▶ _INSTRUCTIONS FOR THE TASK_
Where does the string "VisualTable" appear? Copy every line of the entries below that holds it.

--- BEGIN PROVIDED ENTRIES ---

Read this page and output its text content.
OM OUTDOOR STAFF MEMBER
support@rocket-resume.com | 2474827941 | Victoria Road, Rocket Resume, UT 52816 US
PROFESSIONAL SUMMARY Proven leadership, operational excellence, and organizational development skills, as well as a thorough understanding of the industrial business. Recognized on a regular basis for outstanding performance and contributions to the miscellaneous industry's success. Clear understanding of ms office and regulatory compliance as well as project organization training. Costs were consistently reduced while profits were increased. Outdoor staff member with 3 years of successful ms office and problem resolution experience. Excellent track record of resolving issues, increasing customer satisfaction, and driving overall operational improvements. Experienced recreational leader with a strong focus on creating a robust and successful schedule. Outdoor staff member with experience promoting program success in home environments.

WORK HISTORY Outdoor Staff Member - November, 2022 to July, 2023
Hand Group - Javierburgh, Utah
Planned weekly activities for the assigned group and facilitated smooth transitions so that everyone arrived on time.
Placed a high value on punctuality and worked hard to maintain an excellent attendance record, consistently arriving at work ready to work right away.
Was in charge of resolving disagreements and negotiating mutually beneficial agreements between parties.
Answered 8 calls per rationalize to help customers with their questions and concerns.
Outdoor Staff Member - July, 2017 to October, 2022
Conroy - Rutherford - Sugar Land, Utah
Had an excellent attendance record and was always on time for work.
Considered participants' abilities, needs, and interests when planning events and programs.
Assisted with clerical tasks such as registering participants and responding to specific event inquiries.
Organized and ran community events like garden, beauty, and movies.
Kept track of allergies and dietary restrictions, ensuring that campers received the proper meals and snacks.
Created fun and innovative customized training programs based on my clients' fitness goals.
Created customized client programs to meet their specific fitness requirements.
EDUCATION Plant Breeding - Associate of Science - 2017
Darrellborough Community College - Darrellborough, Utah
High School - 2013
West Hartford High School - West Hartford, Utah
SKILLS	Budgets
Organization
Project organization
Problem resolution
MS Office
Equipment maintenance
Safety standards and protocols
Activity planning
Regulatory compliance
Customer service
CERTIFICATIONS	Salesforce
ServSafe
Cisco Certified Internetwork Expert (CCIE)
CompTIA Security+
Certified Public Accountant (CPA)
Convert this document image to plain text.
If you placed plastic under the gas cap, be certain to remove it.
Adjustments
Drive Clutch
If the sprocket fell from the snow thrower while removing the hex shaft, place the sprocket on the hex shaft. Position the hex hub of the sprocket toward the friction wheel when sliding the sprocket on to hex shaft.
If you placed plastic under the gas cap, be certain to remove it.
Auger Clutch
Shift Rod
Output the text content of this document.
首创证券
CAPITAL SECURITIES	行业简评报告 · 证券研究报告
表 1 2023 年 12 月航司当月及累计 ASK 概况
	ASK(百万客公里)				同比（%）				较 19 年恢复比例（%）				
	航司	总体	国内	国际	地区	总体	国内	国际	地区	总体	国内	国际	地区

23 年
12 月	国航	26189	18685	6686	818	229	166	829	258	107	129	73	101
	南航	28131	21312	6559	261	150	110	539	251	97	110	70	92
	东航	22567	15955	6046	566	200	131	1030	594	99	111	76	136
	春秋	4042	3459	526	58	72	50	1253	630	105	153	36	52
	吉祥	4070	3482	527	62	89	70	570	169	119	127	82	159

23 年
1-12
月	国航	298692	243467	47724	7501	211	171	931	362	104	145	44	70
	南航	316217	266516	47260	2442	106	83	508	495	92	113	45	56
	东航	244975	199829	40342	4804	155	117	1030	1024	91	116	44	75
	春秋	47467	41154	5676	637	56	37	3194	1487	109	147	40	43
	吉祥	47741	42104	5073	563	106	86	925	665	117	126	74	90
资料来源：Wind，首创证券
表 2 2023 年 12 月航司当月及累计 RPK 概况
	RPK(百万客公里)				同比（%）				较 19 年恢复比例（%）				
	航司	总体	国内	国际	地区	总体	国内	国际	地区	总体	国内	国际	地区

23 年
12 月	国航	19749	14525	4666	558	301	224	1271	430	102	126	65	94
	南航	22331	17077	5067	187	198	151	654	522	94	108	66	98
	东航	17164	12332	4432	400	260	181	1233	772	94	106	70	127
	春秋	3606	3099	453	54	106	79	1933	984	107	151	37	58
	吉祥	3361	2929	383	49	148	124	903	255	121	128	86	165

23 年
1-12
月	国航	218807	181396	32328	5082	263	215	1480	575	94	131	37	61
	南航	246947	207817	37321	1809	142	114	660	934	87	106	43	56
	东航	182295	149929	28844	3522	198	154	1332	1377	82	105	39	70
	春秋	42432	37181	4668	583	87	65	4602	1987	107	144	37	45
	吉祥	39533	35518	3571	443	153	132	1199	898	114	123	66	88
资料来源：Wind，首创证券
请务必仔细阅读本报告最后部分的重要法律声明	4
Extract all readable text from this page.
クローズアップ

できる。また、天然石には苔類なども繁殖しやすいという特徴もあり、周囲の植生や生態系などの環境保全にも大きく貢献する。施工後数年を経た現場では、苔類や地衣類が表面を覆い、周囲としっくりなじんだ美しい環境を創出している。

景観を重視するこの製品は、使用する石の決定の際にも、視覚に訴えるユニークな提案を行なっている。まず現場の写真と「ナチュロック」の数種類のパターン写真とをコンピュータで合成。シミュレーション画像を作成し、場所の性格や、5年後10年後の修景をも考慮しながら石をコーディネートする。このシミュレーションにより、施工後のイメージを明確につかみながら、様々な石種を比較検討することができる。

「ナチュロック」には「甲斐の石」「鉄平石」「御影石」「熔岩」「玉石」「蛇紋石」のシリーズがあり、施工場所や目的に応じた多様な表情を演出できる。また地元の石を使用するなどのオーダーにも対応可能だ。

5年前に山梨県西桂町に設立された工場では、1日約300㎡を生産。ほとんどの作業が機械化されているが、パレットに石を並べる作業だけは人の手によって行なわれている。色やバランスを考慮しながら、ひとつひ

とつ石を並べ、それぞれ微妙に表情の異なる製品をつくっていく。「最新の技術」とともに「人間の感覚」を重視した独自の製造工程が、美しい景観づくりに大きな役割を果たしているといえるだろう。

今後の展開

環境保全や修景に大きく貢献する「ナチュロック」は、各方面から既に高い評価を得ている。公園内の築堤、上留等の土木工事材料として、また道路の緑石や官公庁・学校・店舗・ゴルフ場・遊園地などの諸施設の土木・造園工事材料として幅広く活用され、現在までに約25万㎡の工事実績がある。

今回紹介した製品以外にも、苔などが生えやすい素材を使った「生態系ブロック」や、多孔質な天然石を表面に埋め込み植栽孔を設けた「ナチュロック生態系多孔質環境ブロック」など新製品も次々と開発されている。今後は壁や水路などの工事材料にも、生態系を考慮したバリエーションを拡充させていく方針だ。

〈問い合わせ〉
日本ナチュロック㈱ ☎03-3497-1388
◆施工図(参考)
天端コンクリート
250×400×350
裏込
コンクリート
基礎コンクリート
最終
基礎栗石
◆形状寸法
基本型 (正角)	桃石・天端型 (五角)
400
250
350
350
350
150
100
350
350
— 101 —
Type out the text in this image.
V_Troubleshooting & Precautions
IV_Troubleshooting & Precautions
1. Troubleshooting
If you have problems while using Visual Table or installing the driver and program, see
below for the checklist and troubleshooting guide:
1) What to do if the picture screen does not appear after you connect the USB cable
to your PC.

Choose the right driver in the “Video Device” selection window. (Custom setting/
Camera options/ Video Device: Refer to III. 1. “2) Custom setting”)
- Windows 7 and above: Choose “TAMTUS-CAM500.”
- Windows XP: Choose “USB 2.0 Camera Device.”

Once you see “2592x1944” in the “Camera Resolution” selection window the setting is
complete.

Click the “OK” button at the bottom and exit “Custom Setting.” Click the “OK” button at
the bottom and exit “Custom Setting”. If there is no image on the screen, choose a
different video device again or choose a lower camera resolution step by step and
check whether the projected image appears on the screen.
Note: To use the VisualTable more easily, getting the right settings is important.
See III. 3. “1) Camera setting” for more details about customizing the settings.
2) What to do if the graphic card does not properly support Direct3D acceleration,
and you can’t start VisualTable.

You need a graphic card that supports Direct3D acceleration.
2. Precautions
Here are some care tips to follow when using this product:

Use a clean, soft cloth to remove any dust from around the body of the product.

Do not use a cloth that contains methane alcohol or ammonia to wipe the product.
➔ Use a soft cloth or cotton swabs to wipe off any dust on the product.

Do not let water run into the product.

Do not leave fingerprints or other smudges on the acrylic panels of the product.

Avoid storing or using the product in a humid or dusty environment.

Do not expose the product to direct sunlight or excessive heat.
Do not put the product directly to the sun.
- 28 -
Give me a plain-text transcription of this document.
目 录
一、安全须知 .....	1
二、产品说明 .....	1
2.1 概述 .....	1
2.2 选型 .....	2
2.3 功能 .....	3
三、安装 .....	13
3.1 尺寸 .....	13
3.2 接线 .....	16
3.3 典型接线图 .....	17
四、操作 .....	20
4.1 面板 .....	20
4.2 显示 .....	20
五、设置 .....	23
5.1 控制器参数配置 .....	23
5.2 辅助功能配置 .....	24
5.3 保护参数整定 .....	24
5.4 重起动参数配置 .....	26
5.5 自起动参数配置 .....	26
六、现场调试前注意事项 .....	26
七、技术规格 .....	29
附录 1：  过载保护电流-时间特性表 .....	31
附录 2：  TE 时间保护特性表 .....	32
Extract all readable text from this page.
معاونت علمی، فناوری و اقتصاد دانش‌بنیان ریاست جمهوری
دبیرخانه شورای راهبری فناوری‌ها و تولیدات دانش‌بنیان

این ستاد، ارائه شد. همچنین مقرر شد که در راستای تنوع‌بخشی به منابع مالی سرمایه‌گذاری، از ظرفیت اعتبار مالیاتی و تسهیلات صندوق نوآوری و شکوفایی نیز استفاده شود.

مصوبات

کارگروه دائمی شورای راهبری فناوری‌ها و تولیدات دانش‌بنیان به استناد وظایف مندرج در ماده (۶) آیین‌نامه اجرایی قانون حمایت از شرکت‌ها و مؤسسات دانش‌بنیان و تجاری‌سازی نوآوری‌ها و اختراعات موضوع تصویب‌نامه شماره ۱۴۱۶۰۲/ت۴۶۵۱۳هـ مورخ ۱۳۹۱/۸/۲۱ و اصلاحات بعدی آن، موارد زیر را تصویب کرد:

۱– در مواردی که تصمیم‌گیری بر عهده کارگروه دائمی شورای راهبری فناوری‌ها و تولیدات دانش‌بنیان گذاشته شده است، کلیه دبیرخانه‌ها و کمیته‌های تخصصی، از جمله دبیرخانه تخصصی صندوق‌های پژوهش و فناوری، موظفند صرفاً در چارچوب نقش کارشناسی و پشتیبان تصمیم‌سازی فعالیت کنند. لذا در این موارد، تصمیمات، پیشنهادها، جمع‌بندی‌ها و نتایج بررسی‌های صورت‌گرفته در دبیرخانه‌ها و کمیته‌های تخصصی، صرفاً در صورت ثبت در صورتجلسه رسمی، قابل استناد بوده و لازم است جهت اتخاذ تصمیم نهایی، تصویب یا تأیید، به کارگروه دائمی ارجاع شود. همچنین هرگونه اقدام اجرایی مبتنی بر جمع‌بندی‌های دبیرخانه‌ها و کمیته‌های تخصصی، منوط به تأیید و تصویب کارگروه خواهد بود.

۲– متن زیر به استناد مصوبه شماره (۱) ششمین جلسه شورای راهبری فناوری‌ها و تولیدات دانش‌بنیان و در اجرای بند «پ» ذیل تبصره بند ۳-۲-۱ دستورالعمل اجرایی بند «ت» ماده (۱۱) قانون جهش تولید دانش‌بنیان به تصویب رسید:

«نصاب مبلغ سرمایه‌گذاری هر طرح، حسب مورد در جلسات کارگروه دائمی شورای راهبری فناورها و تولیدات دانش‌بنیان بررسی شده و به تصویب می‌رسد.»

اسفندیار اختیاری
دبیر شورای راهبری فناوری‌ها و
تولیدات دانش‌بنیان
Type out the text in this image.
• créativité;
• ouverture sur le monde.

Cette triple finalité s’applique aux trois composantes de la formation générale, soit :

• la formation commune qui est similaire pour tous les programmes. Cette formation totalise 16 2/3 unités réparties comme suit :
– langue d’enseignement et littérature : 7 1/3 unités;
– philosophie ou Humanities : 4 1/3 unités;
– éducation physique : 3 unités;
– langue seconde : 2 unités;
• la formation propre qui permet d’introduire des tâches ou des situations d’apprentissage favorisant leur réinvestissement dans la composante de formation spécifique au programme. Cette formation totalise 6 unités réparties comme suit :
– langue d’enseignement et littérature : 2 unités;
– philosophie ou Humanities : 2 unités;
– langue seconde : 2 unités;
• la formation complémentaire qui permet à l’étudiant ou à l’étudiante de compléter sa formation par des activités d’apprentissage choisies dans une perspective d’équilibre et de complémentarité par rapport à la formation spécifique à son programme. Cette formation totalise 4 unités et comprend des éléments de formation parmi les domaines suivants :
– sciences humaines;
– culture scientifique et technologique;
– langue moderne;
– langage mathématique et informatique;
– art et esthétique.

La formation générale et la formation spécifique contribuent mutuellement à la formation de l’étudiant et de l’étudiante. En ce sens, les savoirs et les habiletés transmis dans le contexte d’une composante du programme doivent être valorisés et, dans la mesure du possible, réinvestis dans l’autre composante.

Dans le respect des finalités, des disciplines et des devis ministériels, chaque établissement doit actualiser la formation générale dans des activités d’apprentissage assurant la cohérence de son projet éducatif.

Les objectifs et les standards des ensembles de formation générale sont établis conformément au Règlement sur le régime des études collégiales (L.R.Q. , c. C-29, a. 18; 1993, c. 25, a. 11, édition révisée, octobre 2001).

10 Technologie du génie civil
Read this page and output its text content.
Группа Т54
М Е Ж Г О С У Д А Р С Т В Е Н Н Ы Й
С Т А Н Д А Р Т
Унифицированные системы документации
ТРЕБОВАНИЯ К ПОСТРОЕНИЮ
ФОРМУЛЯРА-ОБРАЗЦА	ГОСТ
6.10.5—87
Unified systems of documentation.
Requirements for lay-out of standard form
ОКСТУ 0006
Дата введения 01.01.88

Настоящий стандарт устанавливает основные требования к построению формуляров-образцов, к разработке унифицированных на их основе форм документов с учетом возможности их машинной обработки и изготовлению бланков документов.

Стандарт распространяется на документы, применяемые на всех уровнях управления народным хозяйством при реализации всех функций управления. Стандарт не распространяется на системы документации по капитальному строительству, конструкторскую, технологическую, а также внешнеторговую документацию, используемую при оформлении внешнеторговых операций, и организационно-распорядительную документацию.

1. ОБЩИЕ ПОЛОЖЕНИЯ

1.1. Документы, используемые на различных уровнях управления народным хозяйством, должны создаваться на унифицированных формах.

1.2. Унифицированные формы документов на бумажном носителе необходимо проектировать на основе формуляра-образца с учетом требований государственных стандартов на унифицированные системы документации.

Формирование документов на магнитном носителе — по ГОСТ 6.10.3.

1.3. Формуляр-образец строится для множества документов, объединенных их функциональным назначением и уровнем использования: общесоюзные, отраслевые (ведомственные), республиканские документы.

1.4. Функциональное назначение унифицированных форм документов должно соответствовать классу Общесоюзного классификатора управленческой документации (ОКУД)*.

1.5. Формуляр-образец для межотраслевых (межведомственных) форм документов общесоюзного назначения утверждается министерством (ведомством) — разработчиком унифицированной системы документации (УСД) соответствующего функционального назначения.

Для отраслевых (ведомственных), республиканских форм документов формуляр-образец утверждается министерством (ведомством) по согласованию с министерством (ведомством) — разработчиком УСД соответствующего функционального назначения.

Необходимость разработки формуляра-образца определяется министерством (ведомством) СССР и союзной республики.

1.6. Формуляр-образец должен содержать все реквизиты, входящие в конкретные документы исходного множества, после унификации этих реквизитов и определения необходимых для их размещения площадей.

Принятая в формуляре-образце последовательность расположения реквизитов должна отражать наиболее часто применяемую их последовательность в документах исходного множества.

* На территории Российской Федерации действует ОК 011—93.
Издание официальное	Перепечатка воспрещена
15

--- END PROVIDED ENTRIES ---

▶ _EXERCISE RESULT_
Note: To use the VisualTable more easily, getting the right settings is important.
and you can’t start VisualTable.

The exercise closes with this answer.